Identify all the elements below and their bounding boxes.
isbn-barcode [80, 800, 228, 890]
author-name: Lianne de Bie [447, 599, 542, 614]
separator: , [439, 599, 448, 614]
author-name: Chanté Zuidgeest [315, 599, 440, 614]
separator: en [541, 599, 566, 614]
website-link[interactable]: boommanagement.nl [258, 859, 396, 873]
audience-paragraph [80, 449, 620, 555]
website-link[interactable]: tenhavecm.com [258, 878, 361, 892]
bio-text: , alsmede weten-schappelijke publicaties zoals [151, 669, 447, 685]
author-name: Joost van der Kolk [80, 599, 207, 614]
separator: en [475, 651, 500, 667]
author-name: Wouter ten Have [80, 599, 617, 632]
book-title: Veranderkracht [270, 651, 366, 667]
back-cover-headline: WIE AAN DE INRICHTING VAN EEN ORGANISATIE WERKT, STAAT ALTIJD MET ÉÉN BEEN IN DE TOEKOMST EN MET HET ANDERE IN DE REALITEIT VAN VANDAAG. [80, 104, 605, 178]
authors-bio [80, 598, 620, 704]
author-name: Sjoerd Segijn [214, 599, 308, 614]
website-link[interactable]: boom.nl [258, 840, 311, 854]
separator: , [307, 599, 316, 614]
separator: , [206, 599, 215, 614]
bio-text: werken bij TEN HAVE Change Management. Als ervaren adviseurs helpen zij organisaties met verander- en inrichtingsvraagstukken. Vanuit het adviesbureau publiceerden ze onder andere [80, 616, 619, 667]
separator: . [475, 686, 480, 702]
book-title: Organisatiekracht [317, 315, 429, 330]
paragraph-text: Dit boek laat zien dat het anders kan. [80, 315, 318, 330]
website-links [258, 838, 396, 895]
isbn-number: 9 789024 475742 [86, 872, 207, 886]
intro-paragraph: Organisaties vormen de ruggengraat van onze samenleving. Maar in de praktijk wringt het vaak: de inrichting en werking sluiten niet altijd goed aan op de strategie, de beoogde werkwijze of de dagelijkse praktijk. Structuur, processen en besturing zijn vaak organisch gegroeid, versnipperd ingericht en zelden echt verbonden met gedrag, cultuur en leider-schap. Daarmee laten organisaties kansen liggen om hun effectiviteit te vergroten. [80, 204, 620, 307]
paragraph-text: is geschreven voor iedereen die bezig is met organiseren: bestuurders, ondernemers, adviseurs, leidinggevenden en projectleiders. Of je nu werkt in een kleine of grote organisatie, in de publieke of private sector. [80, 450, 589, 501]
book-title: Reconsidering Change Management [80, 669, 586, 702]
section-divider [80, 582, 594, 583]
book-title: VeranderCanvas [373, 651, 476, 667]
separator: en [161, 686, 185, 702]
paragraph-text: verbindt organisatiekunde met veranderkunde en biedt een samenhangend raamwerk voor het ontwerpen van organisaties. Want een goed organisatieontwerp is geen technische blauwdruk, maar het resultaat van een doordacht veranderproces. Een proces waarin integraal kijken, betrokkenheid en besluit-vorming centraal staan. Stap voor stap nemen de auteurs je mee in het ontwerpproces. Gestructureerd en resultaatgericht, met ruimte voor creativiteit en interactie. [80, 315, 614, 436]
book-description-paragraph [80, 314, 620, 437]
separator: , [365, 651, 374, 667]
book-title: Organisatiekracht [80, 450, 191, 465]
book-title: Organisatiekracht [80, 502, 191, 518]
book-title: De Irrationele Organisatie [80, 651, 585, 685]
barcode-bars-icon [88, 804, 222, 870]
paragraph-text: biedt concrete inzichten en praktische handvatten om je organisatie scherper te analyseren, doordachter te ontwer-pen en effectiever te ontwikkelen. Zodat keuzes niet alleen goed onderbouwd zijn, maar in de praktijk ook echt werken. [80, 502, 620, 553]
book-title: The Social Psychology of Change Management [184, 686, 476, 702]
...
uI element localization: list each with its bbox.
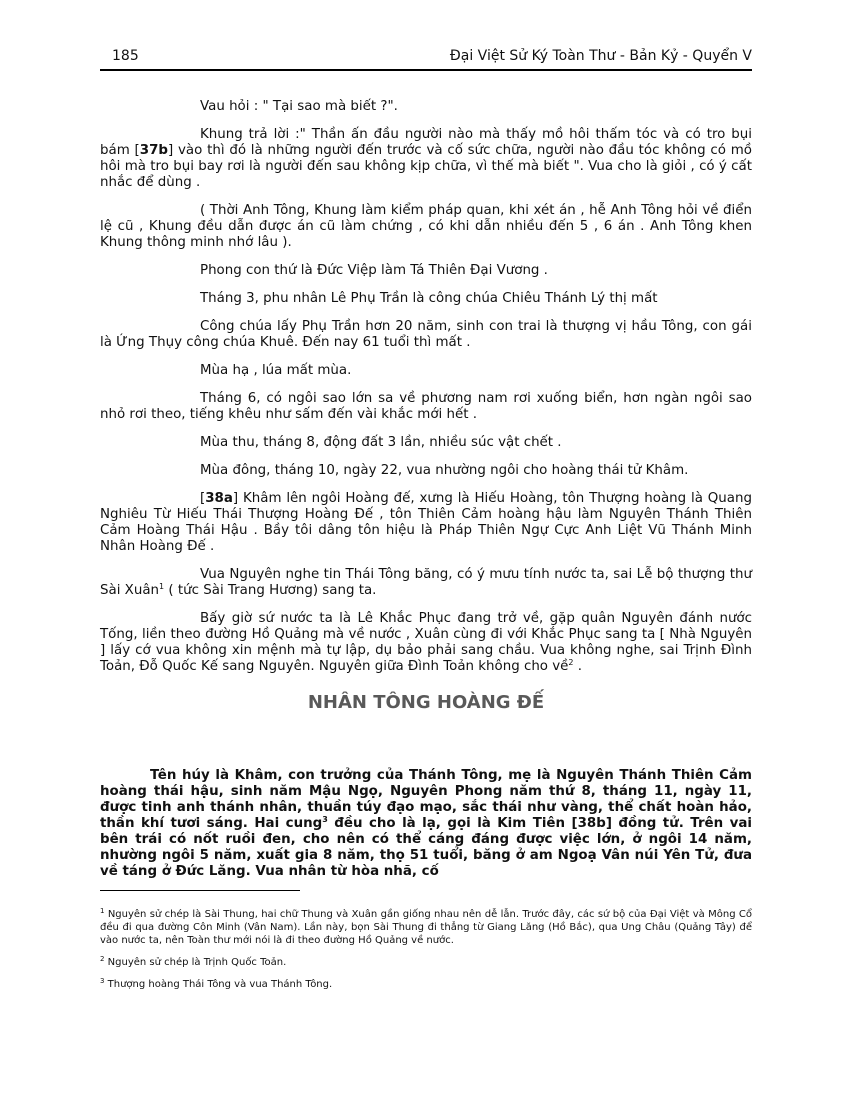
==
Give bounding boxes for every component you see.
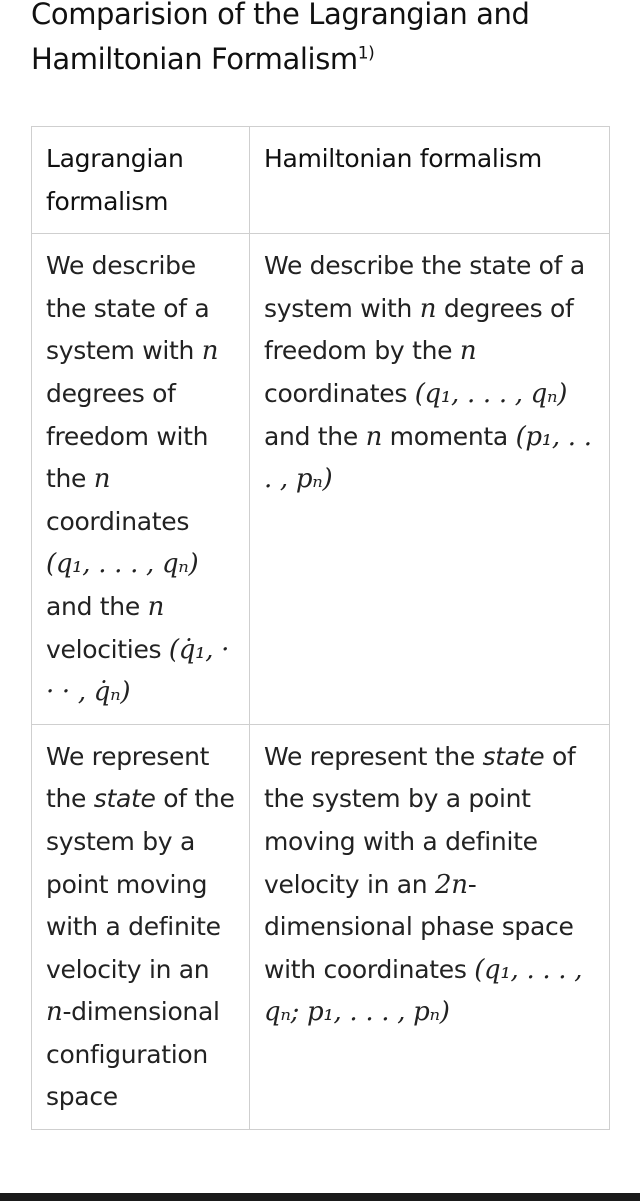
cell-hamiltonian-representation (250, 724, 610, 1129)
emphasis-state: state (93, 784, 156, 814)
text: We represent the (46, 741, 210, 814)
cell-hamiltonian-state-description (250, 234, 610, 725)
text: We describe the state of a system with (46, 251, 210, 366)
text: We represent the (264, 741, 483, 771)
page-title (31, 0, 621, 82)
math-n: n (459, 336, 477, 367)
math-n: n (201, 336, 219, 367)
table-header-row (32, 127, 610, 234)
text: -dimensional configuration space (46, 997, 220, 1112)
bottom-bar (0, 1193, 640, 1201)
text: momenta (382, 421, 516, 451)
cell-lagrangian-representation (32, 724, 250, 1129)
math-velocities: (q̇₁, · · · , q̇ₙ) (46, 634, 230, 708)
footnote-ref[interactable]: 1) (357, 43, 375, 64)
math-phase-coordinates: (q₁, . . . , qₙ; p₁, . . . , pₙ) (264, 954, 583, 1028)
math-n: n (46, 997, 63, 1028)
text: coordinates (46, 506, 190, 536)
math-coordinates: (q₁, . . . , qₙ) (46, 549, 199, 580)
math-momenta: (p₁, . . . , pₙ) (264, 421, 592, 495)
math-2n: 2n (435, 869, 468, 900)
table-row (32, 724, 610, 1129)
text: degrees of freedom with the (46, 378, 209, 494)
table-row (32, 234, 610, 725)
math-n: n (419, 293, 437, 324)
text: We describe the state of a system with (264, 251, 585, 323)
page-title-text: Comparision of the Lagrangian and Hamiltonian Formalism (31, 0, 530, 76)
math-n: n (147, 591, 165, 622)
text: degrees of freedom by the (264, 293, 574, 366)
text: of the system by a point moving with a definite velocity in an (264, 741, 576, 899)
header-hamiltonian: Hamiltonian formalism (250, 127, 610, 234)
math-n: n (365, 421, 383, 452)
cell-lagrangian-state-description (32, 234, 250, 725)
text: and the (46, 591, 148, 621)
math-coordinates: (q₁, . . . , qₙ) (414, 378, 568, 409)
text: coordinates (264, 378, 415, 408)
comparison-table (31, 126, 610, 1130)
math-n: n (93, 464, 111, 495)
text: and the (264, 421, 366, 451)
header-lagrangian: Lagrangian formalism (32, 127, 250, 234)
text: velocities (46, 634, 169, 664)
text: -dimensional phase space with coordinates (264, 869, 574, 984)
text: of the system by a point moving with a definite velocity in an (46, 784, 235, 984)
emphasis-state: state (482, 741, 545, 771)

EXERCISE AIM ::
Convert the rows from the line containing "Identify all the" through the line containing "separator: , [206, 599, 215, 614]", including both of those lines, into a numbered list, and leave out any blank lines.

WRITTEN RESPONSE ::
1. Identify all the elements below and their bounding boxes.
2. isbn-barcode [80, 800, 228, 890]
3. author-name: Lianne de Bie [447, 599, 542, 614]
4. separator: , [439, 599, 448, 614]
5. author-name: Chanté Zuidgeest [315, 599, 440, 614]
6. separator: en [541, 599, 566, 614]
7. website-link[interactable]: boommanagement.nl [258, 859, 396, 873]
8. audience-paragraph [80, 449, 620, 555]
9. website-link[interactable]: tenhavecm.com [258, 878, 361, 892]
10. bio-text: , alsmede weten-schappelijke publicaties zoals [151, 669, 447, 685]
11. author-name: Joost van der Kolk [80, 599, 207, 614]
12. separator: en [475, 651, 500, 667]
13. author-name: Wouter ten Have [80, 599, 617, 632]
14. book-title: Veranderkracht [270, 651, 366, 667]
15. back-cover-headline: WIE AAN DE INRICHTING VAN EEN ORGANISATIE WERKT, STAAT ALTIJD MET ÉÉN BEEN IN DE TOEKOMST EN MET HET ANDERE IN DE REALITEIT VAN VANDAAG. [80, 104, 605, 178]
16. authors-bio [80, 598, 620, 704]
17. author-name: Sjoerd Segijn [214, 599, 308, 614]
18. website-link[interactable]: boom.nl [258, 840, 311, 854]
19. separator: , [307, 599, 316, 614]
20. separator: , [206, 599, 215, 614]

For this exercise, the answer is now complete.